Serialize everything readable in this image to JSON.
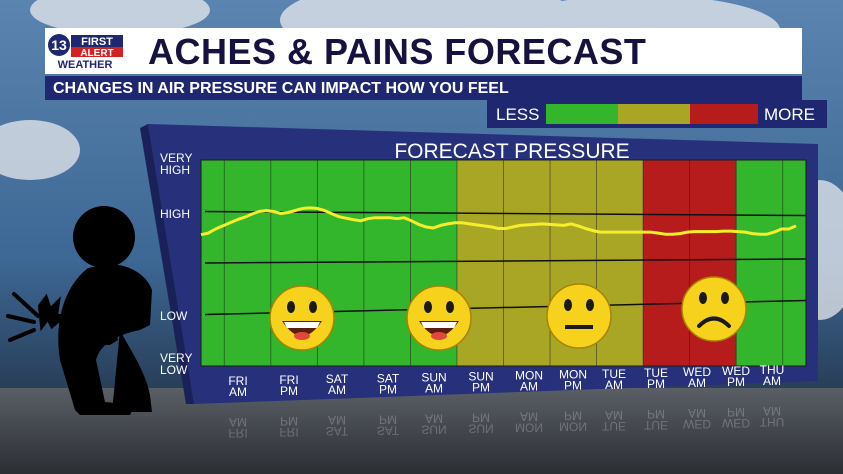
{
  "header": {
    "logo_number": "13",
    "logo_line1": "FIRST",
    "logo_line2": "ALERT",
    "logo_line3": "WEATHER",
    "title": "ACHES & PAINS FORECAST",
    "subtitle": "CHANGES IN AIR PRESSURE CAN IMPACT HOW YOU FEEL"
  },
  "legend": {
    "less_label": "LESS",
    "more_label": "MORE",
    "colors": [
      "#33b52c",
      "#a9a625",
      "#b71c1c"
    ]
  },
  "chart_data": {
    "type": "line",
    "title": "FORECAST PRESSURE",
    "y_level_labels": [
      "VERY HIGH",
      "HIGH",
      "LOW",
      "VERY LOW"
    ],
    "categories": [
      "FRI AM",
      "FRI PM",
      "SAT AM",
      "SAT PM",
      "SUN AM",
      "SUN PM",
      "MON AM",
      "MON PM",
      "TUE AM",
      "TUE PM",
      "WED AM",
      "WED PM",
      "THU AM"
    ],
    "ylim": [
      0,
      4
    ],
    "zones": [
      {
        "from": "FRI AM",
        "to": "SUN PM",
        "level": "less",
        "color": "#33b52c",
        "face": "happy"
      },
      {
        "from": "SUN PM",
        "to": "TUE PM",
        "level": "moderate",
        "color": "#a9a625",
        "face": "neutral"
      },
      {
        "from": "TUE PM",
        "to": "WED PM",
        "level": "more",
        "color": "#b71c1c",
        "face": "sad"
      },
      {
        "from": "WED PM",
        "to": "THU AM",
        "level": "less",
        "color": "#33b52c",
        "face": ""
      }
    ],
    "series": [
      {
        "color": "#f4ee2c",
        "x": [
          0,
          0.15,
          0.3,
          0.45,
          0.6,
          0.75,
          0.9,
          1.05,
          1.2,
          1.35,
          1.5,
          1.65,
          1.8,
          1.95,
          2.1,
          2.25,
          2.4,
          2.55,
          2.7,
          2.85,
          3.0,
          3.15,
          3.3,
          3.45,
          3.6,
          3.75,
          3.9,
          4.05,
          4.2,
          4.35,
          4.5,
          4.65,
          4.8,
          4.95,
          5.1,
          5.25,
          5.4,
          5.55,
          5.7,
          5.85,
          6.0,
          6.15,
          6.3,
          6.45,
          6.6,
          6.75,
          6.9,
          7.05,
          7.2,
          7.35,
          7.5,
          7.65,
          7.8,
          7.95,
          8.1,
          8.25,
          8.4,
          8.55,
          8.7,
          8.85,
          9.0,
          9.15,
          9.3,
          9.45,
          9.6,
          9.75,
          9.9,
          10.05,
          10.2,
          10.35,
          10.5,
          10.65,
          10.8,
          10.95,
          11.1,
          11.25,
          11.4,
          11.55,
          11.7,
          11.85,
          12.0,
          12.15,
          12.3
        ],
        "values": [
          2.55,
          2.58,
          2.66,
          2.72,
          2.78,
          2.84,
          2.89,
          2.95,
          3.0,
          3.02,
          3.0,
          2.96,
          2.98,
          3.02,
          3.06,
          3.07,
          3.06,
          3.02,
          2.96,
          2.9,
          2.87,
          2.84,
          2.82,
          2.86,
          2.88,
          2.88,
          2.88,
          2.86,
          2.88,
          2.82,
          2.75,
          2.7,
          2.68,
          2.73,
          2.76,
          2.78,
          2.78,
          2.76,
          2.74,
          2.72,
          2.7,
          2.67,
          2.67,
          2.7,
          2.73,
          2.74,
          2.75,
          2.76,
          2.75,
          2.74,
          2.73,
          2.76,
          2.72,
          2.67,
          2.63,
          2.6,
          2.6,
          2.6,
          2.6,
          2.6,
          2.6,
          2.6,
          2.6,
          2.58,
          2.56,
          2.56,
          2.57,
          2.6,
          2.61,
          2.61,
          2.61,
          2.61,
          2.62,
          2.62,
          2.61,
          2.6,
          2.57,
          2.56,
          2.56,
          2.6,
          2.66,
          2.66,
          2.72
        ]
      }
    ],
    "reference_lines": [
      "HIGH",
      "LOW"
    ]
  }
}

**EXERCISE DESCRIPTION**
Exclude every picture and copy the remaining data exactly.

**OUTPUT FOR THIS EXERCISE**
Serialize everything readable in this image to JSON.
{
  "header": {
    "logo_number": "13",
    "logo_line1": "FIRST",
    "logo_line2": "ALERT",
    "logo_line3": "WEATHER",
    "title": "ACHES & PAINS FORECAST",
    "subtitle": "CHANGES IN AIR PRESSURE CAN IMPACT HOW YOU FEEL"
  },
  "legend": {
    "less_label": "LESS",
    "more_label": "MORE",
    "colors": [
      "#33b52c",
      "#a9a625",
      "#b71c1c"
    ]
  },
  "chart_data": {
    "type": "line",
    "title": "FORECAST PRESSURE",
    "y_level_labels": [
      "VERY HIGH",
      "HIGH",
      "LOW",
      "VERY LOW"
    ],
    "categories": [
      "FRI AM",
      "FRI PM",
      "SAT AM",
      "SAT PM",
      "SUN AM",
      "SUN PM",
      "MON AM",
      "MON PM",
      "TUE AM",
      "TUE PM",
      "WED AM",
      "WED PM",
      "THU AM"
    ],
    "ylim": [
      0,
      4
    ],
    "zones": [
      {
        "from": "FRI AM",
        "to": "SUN PM",
        "level": "less",
        "color": "#33b52c",
        "face": "happy"
      },
      {
        "from": "SUN PM",
        "to": "TUE PM",
        "level": "moderate",
        "color": "#a9a625",
        "face": "neutral"
      },
      {
        "from": "TUE PM",
        "to": "WED PM",
        "level": "more",
        "color": "#b71c1c",
        "face": "sad"
      },
      {
        "from": "WED PM",
        "to": "THU AM",
        "level": "less",
        "color": "#33b52c",
        "face": ""
      }
    ],
    "series": [
      {
        "color": "#f4ee2c",
        "x": [
          0,
          0.15,
          0.3,
          0.45,
          0.6,
          0.75,
          0.9,
          1.05,
          1.2,
          1.35,
          1.5,
          1.65,
          1.8,
          1.95,
          2.1,
          2.25,
          2.4,
          2.55,
          2.7,
          2.85,
          3.0,
          3.15,
          3.3,
          3.45,
          3.6,
          3.75,
          3.9,
          4.05,
          4.2,
          4.35,
          4.5,
          4.65,
          4.8,
          4.95,
          5.1,
          5.25,
          5.4,
          5.55,
          5.7,
          5.85,
          6.0,
          6.15,
          6.3,
          6.45,
          6.6,
          6.75,
          6.9,
          7.05,
          7.2,
          7.35,
          7.5,
          7.65,
          7.8,
          7.95,
          8.1,
          8.25,
          8.4,
          8.55,
          8.7,
          8.85,
          9.0,
          9.15,
          9.3,
          9.45,
          9.6,
          9.75,
          9.9,
          10.05,
          10.2,
          10.35,
          10.5,
          10.65,
          10.8,
          10.95,
          11.1,
          11.25,
          11.4,
          11.55,
          11.7,
          11.85,
          12.0,
          12.15,
          12.3
        ],
        "values": [
          2.55,
          2.58,
          2.66,
          2.72,
          2.78,
          2.84,
          2.89,
          2.95,
          3.0,
          3.02,
          3.0,
          2.96,
          2.98,
          3.02,
          3.06,
          3.07,
          3.06,
          3.02,
          2.96,
          2.9,
          2.87,
          2.84,
          2.82,
          2.86,
          2.88,
          2.88,
          2.88,
          2.86,
          2.88,
          2.82,
          2.75,
          2.7,
          2.68,
          2.73,
          2.76,
          2.78,
          2.78,
          2.76,
          2.74,
          2.72,
          2.7,
          2.67,
          2.67,
          2.7,
          2.73,
          2.74,
          2.75,
          2.76,
          2.75,
          2.74,
          2.73,
          2.76,
          2.72,
          2.67,
          2.63,
          2.6,
          2.6,
          2.6,
          2.6,
          2.6,
          2.6,
          2.6,
          2.6,
          2.58,
          2.56,
          2.56,
          2.57,
          2.6,
          2.61,
          2.61,
          2.61,
          2.61,
          2.62,
          2.62,
          2.61,
          2.6,
          2.57,
          2.56,
          2.56,
          2.6,
          2.66,
          2.66,
          2.72
        ]
      }
    ],
    "reference_lines": [
      "HIGH",
      "LOW"
    ]
  }
}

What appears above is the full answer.